Dataset items
Begin

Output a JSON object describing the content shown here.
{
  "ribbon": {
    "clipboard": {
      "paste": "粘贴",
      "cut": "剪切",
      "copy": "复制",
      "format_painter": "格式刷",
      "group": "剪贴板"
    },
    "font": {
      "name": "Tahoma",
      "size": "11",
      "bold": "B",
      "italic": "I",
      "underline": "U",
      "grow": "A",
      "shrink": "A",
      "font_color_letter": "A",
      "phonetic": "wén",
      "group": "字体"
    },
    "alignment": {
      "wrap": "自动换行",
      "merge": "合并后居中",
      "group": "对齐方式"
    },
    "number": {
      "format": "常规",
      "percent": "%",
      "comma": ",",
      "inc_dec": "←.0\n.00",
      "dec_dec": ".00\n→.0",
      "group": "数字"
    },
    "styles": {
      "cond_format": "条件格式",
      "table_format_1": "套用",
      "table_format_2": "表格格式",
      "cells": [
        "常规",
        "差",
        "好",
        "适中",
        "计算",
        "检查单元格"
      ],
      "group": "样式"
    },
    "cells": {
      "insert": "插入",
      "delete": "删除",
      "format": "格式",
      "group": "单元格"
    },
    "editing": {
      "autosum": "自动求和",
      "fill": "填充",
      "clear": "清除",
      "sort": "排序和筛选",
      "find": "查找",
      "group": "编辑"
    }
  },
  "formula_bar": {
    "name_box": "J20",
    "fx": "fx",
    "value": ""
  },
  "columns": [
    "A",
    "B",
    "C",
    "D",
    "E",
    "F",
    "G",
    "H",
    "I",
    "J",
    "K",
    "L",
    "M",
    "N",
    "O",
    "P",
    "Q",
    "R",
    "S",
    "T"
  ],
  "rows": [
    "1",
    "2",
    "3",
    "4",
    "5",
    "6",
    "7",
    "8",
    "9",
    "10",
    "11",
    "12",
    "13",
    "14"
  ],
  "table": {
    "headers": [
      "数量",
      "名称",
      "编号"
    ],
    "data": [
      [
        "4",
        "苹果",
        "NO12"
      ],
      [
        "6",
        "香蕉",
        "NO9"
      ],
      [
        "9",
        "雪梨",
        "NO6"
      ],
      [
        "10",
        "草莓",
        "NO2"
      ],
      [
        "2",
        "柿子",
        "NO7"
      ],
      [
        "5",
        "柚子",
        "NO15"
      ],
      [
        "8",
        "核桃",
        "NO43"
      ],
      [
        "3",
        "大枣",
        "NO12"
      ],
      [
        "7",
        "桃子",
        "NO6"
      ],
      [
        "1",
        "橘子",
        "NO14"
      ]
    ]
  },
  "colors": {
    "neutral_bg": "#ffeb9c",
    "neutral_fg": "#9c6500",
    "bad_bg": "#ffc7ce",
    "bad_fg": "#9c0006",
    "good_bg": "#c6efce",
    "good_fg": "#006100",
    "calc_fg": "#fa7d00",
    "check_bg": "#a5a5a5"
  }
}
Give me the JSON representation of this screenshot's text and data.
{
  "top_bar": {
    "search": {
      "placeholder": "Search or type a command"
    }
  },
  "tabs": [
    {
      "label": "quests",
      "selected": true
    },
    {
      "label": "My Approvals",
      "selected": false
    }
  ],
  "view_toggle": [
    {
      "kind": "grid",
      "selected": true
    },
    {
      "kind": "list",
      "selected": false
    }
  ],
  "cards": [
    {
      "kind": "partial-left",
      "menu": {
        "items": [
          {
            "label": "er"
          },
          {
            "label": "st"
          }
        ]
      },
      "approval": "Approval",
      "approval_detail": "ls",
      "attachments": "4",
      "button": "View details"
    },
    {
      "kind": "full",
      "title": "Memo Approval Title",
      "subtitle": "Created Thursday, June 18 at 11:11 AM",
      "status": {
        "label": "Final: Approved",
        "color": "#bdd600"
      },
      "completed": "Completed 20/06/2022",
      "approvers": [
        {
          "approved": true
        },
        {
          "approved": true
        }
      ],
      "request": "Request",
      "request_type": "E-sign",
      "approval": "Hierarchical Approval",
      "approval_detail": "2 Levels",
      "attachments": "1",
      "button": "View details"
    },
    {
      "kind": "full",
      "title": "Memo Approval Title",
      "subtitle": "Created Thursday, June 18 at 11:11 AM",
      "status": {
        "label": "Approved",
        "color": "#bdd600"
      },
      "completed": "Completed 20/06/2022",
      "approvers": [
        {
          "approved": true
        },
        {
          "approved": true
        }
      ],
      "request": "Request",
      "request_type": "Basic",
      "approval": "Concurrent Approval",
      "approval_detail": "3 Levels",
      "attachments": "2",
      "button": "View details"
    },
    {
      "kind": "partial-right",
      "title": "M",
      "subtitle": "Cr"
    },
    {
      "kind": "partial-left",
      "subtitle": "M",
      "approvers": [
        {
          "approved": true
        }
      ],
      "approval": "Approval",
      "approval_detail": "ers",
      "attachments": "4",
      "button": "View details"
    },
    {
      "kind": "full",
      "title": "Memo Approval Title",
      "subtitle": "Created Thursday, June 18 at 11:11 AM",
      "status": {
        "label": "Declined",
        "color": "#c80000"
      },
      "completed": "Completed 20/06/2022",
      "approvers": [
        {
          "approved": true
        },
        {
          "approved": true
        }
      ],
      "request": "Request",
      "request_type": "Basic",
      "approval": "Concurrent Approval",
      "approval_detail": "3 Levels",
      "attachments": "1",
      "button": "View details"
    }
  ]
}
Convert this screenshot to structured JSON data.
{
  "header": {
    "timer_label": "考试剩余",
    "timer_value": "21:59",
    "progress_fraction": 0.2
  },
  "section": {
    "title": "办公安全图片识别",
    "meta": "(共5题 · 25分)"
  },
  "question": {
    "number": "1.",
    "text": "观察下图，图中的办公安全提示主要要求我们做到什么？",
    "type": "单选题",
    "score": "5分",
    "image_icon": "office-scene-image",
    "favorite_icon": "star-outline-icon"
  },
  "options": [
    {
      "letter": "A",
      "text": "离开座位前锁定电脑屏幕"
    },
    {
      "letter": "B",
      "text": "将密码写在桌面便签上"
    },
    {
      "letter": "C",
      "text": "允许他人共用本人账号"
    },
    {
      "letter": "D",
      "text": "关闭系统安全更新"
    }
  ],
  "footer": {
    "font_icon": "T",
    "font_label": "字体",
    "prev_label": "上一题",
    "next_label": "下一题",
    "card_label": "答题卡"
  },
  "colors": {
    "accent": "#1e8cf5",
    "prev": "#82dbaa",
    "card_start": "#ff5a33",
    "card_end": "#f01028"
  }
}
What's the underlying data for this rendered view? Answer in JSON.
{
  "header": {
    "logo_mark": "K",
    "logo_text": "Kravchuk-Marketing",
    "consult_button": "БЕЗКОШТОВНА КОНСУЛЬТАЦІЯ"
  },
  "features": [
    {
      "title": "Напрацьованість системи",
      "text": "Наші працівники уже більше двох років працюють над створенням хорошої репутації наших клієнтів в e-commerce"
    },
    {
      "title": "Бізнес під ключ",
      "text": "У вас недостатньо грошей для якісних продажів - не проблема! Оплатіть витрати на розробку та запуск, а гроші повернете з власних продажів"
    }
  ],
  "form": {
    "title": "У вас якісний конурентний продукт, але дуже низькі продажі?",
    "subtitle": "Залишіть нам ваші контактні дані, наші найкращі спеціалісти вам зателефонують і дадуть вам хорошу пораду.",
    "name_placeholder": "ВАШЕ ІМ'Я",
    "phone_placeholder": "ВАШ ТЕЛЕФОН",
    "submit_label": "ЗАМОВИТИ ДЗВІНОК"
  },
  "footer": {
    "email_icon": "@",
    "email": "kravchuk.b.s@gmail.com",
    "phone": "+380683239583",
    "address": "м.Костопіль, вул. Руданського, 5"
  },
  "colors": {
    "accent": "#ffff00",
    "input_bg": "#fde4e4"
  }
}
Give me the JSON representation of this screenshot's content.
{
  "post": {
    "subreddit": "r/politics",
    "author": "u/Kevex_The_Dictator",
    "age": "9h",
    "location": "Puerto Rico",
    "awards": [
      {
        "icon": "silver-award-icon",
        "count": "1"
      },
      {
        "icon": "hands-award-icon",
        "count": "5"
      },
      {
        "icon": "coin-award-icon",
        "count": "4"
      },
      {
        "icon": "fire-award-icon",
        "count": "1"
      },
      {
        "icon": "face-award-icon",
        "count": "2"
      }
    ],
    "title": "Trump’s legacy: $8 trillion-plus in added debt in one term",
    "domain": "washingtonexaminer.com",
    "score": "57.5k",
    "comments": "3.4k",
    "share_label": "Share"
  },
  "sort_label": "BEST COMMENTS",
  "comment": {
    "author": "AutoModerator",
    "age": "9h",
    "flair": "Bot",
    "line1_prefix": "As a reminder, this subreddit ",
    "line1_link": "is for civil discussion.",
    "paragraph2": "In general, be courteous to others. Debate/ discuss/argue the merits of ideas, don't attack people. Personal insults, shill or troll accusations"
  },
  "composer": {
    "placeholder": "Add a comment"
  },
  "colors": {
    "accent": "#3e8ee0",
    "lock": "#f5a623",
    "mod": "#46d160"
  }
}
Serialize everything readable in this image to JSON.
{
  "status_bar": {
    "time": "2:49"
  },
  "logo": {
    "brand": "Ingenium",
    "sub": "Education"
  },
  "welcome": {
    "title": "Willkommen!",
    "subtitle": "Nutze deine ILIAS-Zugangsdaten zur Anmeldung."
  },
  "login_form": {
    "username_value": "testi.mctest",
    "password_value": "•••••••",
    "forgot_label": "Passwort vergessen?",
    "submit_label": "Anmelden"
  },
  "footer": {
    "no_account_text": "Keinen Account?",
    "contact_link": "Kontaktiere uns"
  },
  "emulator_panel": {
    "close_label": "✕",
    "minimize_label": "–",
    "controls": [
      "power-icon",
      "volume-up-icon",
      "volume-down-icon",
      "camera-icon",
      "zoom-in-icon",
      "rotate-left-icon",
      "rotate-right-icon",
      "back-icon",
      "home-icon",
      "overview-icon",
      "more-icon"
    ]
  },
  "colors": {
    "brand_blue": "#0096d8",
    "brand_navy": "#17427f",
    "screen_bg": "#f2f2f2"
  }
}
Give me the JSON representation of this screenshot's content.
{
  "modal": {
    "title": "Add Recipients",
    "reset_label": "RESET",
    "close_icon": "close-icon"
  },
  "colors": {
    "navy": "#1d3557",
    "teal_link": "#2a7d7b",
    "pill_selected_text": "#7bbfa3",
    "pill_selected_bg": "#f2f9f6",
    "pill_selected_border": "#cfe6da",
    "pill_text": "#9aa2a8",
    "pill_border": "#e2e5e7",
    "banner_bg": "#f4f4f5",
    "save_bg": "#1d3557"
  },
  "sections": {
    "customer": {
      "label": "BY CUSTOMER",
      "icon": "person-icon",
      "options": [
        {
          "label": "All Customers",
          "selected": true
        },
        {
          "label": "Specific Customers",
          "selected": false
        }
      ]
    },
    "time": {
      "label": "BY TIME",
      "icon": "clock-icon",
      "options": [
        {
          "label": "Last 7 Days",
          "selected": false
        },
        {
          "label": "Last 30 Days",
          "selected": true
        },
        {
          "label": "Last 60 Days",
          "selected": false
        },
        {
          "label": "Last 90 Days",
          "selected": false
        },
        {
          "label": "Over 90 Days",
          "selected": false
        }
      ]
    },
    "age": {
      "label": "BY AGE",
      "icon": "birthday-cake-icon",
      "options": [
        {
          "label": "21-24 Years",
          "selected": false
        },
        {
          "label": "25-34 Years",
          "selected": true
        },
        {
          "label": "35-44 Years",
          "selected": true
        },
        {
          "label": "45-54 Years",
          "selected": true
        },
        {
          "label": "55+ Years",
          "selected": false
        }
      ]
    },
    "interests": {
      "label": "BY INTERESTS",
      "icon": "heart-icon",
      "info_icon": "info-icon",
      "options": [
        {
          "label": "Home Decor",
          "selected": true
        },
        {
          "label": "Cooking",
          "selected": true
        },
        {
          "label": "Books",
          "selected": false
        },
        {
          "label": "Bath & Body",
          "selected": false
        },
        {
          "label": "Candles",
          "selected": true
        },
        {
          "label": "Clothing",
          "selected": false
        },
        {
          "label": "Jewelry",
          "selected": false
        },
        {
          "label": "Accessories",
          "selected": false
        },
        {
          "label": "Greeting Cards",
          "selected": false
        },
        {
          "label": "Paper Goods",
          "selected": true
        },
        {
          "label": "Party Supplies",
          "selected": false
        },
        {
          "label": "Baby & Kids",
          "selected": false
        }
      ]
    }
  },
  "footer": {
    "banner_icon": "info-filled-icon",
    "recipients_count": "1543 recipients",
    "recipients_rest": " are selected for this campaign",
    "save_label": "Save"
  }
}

End

Short problem: Reproduce every line from the entries that holds the word "screenshot".

In response:
Give me the JSON representation of this screenshot's text and data.
Convert this screenshot to structured JSON data.
Give me the JSON representation of this screenshot's content.
Give me the JSON representation of this screenshot's content.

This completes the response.